* **Document section**
6.// the rules: -according to DMB original myspace- They gave themselves rules for the recording process a la Dogma '95, which was an avant-garde filmmaking movement started in 1995 by the Danish directors Lars Von Trier and Thomas Vinterberg, who created The Dogme 95 Manifesto and The Bow of Chastity. These were rules to created filmmaking based on the traditional values of story, acting, and theme, excluding the use of elaborate special effects or technology.
Please take a brief moment to study the Chart of Dead Man's Bones Rules on the top of the following page.
7.// learning to play all kinds of instruments and dealing with fraudulent cello players As it it briefly mentioned in the previous paragraph, when it came time to record the album, Gosling and Shields created a set of rules to follow so as to not taint the purity of the process. This is how Gosling found himself playing cello and piano for the first time, while Shields took up the drums. Their desire to work under these conditions stemmed from bad music industry experiences in the past.
Zach Shields: "We had both made music before, and both of us hated what we did. We worked with people who were super professional, really accomplished musicians. And I always felt -- I think Ryan felt the same way-- everyone I was working with, I was trying to step up to their level and be as good as they were, technically. When we recorded before, everyone we worked with, they tried to make us good, and you know, we're not, we're amateurs. They would put it through a click track, have us do a million takes, Auto-Tune my voice because I can't sing well ..."
Gosling's singing also suffered under the weight of conventional studio expectations. On the Dead Man's Bones album, Shields' indie-everyman voice complements Gosling's more mannered tone, which exhibits a bit of Roy Orbison tremolo. However, encouraging Gosling to display his natural talent wasn't all that easy.
Zach Shields: "I'd hear him do karaoke, or when he thinks nobody's listening, like he's in the other room singing, with his natural voice. When he's singing and nobody's listening, it has this old quality, like this 50s kind of croonery feel. Every time I would hear him singing, without trying to sound like anything, that's how he sings.
So we were trying to record one session, and they were trying to make us both sound so modern, which he doesn't. I was like, 'You know, you should just sing in your natural voice,' and they kind of made fun of us. They were like, 'Oh that's goofy, that's silly.'"

* **Task requirements**
- a) List every musical instrument that the text about the Dead Man's Bones recording says Gosling or Shields played.
- b) According to the text about the Dead Man's Bones recording, which directors started the Dogma '95 movement?
- c) Write the next part of the text about the Dead Man's Bones recording, picking up after its last sentence.

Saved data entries
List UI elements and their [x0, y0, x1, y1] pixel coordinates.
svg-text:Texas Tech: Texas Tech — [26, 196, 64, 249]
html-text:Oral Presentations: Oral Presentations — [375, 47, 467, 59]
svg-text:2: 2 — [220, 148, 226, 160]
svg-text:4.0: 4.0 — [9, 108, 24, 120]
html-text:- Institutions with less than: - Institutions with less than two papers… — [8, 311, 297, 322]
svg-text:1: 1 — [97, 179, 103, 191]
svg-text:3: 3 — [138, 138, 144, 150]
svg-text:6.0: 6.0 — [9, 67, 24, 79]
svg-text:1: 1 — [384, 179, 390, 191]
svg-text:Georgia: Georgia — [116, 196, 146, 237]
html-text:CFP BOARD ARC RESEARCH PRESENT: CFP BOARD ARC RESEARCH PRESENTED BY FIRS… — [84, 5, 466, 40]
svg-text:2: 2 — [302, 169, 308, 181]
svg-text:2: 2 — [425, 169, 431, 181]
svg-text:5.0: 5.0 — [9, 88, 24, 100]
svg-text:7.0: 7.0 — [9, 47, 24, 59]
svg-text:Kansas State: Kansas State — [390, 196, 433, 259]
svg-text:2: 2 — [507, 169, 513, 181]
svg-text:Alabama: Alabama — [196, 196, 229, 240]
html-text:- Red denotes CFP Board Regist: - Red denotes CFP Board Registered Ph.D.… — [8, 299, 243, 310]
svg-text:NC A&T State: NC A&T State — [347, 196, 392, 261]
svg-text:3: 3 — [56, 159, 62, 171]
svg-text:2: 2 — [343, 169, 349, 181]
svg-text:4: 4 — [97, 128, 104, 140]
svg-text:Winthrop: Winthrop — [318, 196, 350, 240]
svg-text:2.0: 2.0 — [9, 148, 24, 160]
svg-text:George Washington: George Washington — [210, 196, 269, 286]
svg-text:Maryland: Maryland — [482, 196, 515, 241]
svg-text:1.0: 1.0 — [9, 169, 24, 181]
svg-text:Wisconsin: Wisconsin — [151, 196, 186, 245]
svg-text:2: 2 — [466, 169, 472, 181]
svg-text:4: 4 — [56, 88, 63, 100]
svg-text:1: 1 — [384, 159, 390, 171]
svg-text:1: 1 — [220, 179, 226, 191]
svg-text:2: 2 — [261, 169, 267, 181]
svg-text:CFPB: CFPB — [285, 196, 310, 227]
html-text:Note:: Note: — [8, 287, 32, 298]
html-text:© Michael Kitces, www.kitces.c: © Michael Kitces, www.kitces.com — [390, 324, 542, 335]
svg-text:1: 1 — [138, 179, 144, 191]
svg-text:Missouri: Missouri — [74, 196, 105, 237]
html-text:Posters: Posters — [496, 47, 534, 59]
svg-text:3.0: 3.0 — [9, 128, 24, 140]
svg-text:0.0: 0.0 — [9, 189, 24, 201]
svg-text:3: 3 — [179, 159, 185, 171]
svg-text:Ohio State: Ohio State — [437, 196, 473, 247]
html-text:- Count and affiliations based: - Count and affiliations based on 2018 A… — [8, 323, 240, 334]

* **Answers provided**
- a) Cello, piano, drums

- b) Lars Von Trier and Thomas Vinterberg.

- c)
Ryan Gosling: "I was always embarrassed because I sang like that, so I always tried to make my voice sound more contemporary."
Despite having some experience in music, both gents claim to be musical newbies at the time, so wanting to play most of the instruments on their first album, the pair had to learn how to play some of them. Gosling taught himself how to play piano and cello (the latter for the eerie waltz Buried in Water) after two cello players they had enlisted turned out to be frauds:
Ryan Gosling: “They came in and we pressed record and they had never touched a cello before in their life ..."
8.// dead man's bones low -fi aesthetic To combat the pressures of dealing with super professional accomplished musicians, the duo went for a lo-fi aesthetic, incorporating into the project tin foil for rain, creaking doors, paper ripping for thunder, foot steps, screaming, crying, waves, werewolf howling, boat noises, and crickets.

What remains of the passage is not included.